#### Your objective
Lines containing the word "this" are the ones to copy from the records below.

#### Dataset

[Start]

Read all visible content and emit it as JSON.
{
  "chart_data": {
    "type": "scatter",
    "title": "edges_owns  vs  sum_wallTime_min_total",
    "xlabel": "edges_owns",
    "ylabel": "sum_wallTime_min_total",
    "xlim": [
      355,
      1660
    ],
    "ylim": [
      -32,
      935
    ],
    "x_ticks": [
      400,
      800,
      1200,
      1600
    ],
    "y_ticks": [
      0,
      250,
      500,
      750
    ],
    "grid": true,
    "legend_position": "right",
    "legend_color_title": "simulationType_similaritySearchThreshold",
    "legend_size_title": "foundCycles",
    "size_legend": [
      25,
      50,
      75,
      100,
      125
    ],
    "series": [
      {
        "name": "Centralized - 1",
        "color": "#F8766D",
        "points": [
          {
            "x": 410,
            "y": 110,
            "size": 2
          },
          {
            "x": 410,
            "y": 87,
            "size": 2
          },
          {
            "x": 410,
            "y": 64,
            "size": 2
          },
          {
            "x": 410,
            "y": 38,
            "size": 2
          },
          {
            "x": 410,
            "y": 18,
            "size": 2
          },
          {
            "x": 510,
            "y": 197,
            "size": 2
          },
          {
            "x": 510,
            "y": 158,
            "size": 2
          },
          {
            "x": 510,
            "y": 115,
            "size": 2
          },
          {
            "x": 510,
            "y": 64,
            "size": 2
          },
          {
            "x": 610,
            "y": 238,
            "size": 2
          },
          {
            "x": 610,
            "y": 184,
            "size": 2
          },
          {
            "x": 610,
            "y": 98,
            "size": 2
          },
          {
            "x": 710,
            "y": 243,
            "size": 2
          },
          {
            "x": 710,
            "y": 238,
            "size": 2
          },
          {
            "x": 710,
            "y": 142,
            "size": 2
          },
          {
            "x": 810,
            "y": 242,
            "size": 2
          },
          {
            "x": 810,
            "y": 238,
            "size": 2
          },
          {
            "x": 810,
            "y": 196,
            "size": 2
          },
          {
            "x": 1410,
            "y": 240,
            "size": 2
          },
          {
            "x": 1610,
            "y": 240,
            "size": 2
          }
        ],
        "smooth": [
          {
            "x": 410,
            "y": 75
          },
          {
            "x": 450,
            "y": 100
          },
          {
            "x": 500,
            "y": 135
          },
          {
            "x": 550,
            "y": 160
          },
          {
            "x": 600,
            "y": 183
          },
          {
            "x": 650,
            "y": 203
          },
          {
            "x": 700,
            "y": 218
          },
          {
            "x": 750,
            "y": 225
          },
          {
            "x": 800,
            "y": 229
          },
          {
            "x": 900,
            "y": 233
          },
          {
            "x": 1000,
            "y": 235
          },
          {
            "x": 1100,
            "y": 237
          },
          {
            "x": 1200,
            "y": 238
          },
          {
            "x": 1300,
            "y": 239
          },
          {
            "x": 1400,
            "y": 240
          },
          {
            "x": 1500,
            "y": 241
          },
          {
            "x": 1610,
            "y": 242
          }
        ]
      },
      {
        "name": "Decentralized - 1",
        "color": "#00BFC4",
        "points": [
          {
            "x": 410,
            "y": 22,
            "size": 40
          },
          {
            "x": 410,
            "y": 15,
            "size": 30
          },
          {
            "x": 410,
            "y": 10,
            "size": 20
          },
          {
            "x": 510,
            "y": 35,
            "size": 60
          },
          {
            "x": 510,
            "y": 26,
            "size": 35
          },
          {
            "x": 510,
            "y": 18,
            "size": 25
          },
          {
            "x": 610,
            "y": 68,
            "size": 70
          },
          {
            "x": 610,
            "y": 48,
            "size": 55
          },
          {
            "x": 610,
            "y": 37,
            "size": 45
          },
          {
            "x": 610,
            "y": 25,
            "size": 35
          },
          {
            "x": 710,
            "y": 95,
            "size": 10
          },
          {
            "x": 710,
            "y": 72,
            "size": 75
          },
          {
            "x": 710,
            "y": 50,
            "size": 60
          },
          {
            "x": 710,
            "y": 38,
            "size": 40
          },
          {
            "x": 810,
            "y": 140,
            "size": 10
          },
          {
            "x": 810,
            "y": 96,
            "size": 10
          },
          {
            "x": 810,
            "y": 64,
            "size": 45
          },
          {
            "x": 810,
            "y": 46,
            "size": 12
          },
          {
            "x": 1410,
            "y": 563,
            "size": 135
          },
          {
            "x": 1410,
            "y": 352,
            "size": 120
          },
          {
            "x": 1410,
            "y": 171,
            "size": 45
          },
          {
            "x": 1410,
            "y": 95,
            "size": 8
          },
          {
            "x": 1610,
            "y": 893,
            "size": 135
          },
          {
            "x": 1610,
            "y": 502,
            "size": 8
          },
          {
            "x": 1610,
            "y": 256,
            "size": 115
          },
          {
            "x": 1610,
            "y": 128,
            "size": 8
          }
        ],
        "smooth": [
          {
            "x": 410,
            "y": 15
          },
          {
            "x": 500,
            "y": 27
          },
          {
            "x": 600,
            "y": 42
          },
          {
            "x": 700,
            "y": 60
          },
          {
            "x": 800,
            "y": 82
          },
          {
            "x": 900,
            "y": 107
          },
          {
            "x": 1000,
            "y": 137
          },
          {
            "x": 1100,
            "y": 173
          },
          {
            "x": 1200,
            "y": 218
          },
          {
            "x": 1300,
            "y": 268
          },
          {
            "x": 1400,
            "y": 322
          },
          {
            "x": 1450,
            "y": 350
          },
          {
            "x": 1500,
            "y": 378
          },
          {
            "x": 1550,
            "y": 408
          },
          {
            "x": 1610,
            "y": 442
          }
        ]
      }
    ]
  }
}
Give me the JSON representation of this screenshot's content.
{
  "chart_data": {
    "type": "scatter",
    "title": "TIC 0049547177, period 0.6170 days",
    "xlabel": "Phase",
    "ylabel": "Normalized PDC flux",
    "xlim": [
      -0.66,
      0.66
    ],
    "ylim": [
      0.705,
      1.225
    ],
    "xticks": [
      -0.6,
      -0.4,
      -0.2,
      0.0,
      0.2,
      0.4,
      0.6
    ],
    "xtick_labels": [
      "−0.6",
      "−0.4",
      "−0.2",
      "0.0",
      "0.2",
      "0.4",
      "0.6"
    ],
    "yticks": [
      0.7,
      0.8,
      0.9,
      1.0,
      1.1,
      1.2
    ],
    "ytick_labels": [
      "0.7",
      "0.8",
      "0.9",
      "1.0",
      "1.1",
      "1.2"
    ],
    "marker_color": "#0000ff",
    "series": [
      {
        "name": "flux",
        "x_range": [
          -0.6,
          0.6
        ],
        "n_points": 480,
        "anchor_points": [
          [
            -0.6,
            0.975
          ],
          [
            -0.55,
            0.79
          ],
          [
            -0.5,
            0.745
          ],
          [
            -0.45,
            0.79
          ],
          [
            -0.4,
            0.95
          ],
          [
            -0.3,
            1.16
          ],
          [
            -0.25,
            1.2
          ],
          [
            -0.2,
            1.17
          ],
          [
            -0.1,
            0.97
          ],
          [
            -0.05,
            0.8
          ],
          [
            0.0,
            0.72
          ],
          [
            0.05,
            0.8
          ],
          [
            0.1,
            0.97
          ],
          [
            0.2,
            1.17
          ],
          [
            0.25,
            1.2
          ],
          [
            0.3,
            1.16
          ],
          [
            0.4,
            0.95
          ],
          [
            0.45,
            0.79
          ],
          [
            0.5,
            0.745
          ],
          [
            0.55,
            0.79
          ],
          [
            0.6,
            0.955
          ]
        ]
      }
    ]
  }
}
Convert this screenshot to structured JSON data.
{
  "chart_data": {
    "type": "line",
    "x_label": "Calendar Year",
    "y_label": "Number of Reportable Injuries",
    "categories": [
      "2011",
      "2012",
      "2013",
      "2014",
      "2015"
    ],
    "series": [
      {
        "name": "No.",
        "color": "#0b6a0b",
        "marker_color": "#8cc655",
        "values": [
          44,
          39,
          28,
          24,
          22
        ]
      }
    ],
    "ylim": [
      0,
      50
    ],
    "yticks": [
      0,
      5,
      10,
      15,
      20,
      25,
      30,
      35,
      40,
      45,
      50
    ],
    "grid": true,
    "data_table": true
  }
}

[End]

#### Solution
Give me the JSON representation of this screenshot's content.
Convert this screenshot to structured JSON data.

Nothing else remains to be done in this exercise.